- [DATA EXTRACT]:
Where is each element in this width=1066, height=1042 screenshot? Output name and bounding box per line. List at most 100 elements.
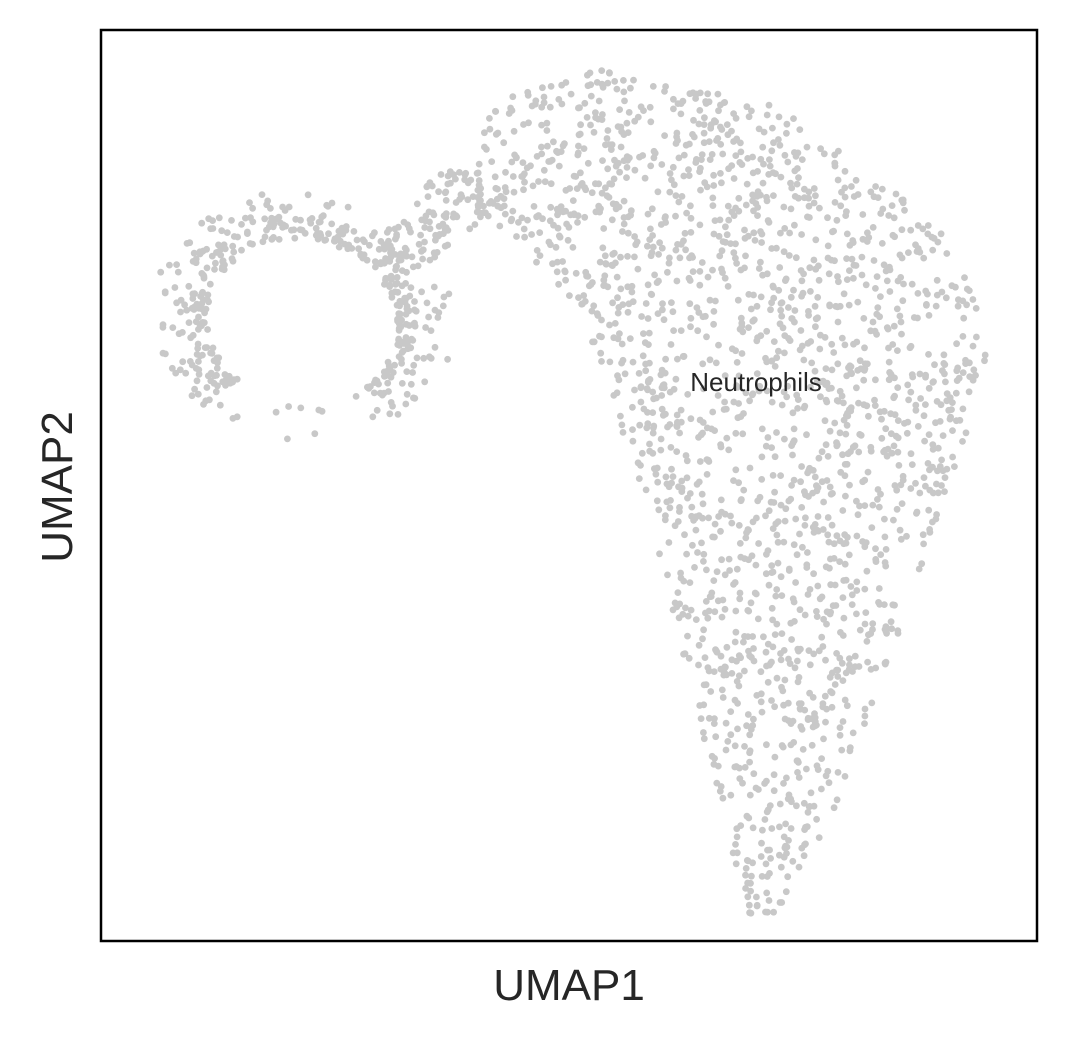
data-point bbox=[721, 398, 728, 406]
data-point bbox=[221, 371, 229, 378]
data-point bbox=[929, 446, 937, 453]
data-point bbox=[960, 314, 968, 322]
data-point bbox=[724, 131, 732, 139]
data-point bbox=[734, 700, 741, 707]
data-point bbox=[617, 123, 625, 131]
data-point bbox=[784, 873, 792, 881]
data-point bbox=[733, 657, 740, 665]
data-point bbox=[697, 715, 705, 722]
data-point bbox=[832, 602, 840, 609]
data-point bbox=[735, 672, 743, 680]
data-point bbox=[562, 186, 570, 194]
data-point bbox=[941, 474, 949, 481]
data-point bbox=[398, 355, 405, 363]
data-point bbox=[703, 333, 710, 341]
data-point bbox=[733, 825, 741, 833]
data-point bbox=[718, 613, 726, 621]
data-point bbox=[206, 396, 213, 404]
data-point bbox=[837, 202, 845, 210]
data-point bbox=[959, 438, 966, 445]
data-point bbox=[618, 421, 626, 429]
data-point bbox=[881, 660, 889, 668]
data-point bbox=[762, 648, 770, 656]
data-point bbox=[434, 314, 442, 321]
data-point bbox=[895, 462, 903, 469]
data-point bbox=[841, 531, 849, 539]
data-point bbox=[635, 475, 643, 482]
data-point bbox=[394, 411, 402, 418]
data-point bbox=[246, 199, 253, 207]
data-point bbox=[925, 506, 933, 514]
data-point bbox=[860, 401, 868, 409]
data-point bbox=[861, 712, 869, 720]
data-point bbox=[650, 154, 658, 162]
data-point bbox=[920, 474, 928, 481]
data-point bbox=[810, 256, 818, 264]
data-point bbox=[841, 193, 849, 201]
data-point bbox=[606, 321, 613, 329]
data-point bbox=[616, 330, 623, 337]
data-point bbox=[709, 202, 717, 210]
data-point bbox=[623, 119, 631, 127]
data-point bbox=[657, 435, 665, 443]
data-point bbox=[610, 175, 618, 183]
data-point bbox=[826, 483, 834, 491]
data-point bbox=[753, 902, 761, 910]
data-point bbox=[397, 256, 405, 264]
data-point bbox=[874, 304, 882, 311]
data-point bbox=[642, 300, 650, 307]
data-point bbox=[878, 415, 885, 423]
data-point bbox=[793, 551, 801, 559]
data-point bbox=[763, 197, 771, 205]
data-point bbox=[423, 299, 431, 307]
data-point bbox=[861, 543, 869, 551]
data-point bbox=[558, 100, 566, 108]
data-point bbox=[765, 897, 773, 904]
data-point bbox=[795, 774, 803, 781]
data-point bbox=[842, 430, 850, 438]
data-point bbox=[402, 280, 409, 287]
data-point bbox=[812, 236, 820, 244]
data-point bbox=[854, 298, 862, 306]
data-point bbox=[869, 224, 877, 231]
data-point bbox=[882, 546, 890, 553]
data-point bbox=[521, 233, 528, 241]
data-point bbox=[304, 191, 312, 199]
data-point bbox=[825, 779, 833, 787]
data-point bbox=[435, 223, 443, 230]
data-point bbox=[414, 262, 422, 270]
data-point bbox=[638, 313, 645, 320]
data-point bbox=[692, 526, 700, 534]
data-point bbox=[965, 287, 973, 294]
data-point bbox=[865, 412, 872, 420]
data-point bbox=[801, 826, 808, 833]
data-point bbox=[533, 213, 540, 221]
data-point bbox=[475, 181, 483, 189]
data-point bbox=[684, 612, 692, 620]
data-point bbox=[602, 260, 610, 268]
data-point bbox=[912, 479, 919, 487]
data-point bbox=[720, 99, 728, 106]
data-point bbox=[371, 229, 378, 237]
data-point bbox=[533, 258, 540, 266]
data-point bbox=[696, 268, 704, 275]
data-point bbox=[670, 105, 677, 113]
data-point bbox=[646, 359, 653, 367]
data-point bbox=[870, 257, 878, 264]
data-point bbox=[341, 240, 349, 248]
data-point bbox=[882, 267, 890, 275]
data-point bbox=[817, 393, 824, 401]
data-point bbox=[547, 83, 555, 90]
data-point bbox=[233, 375, 241, 383]
data-point bbox=[792, 579, 799, 586]
data-point bbox=[783, 120, 791, 128]
data-point bbox=[811, 367, 819, 375]
data-point bbox=[728, 162, 736, 170]
data-point bbox=[817, 145, 824, 153]
data-point bbox=[862, 609, 870, 616]
data-point bbox=[616, 168, 623, 176]
data-point bbox=[826, 427, 834, 435]
data-point bbox=[653, 497, 661, 505]
data-point bbox=[781, 151, 789, 159]
data-point bbox=[780, 388, 788, 396]
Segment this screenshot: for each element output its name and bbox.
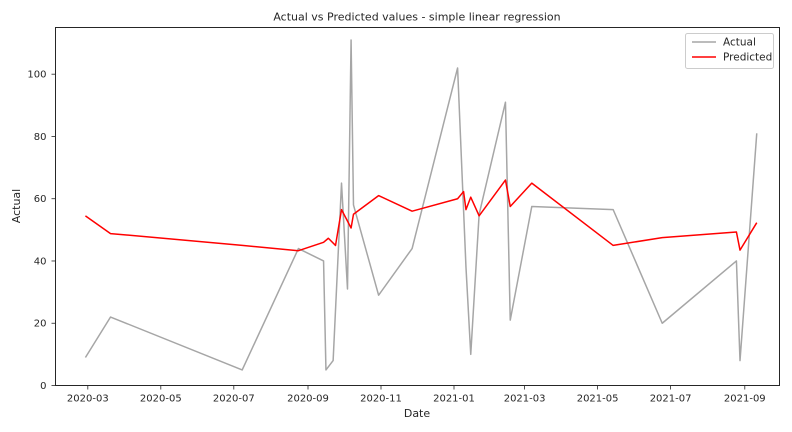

- [YOUR GOAL]:
Extract every line above that contains the string "element". Treat the match as case-sensitive.

- [TASK RESULT]:
Where is each element in this width=1066, height=1042 screenshot? Output name and bounding box per line. List at most 100 elements.
Segment this screenshot: for each element output its name and bbox.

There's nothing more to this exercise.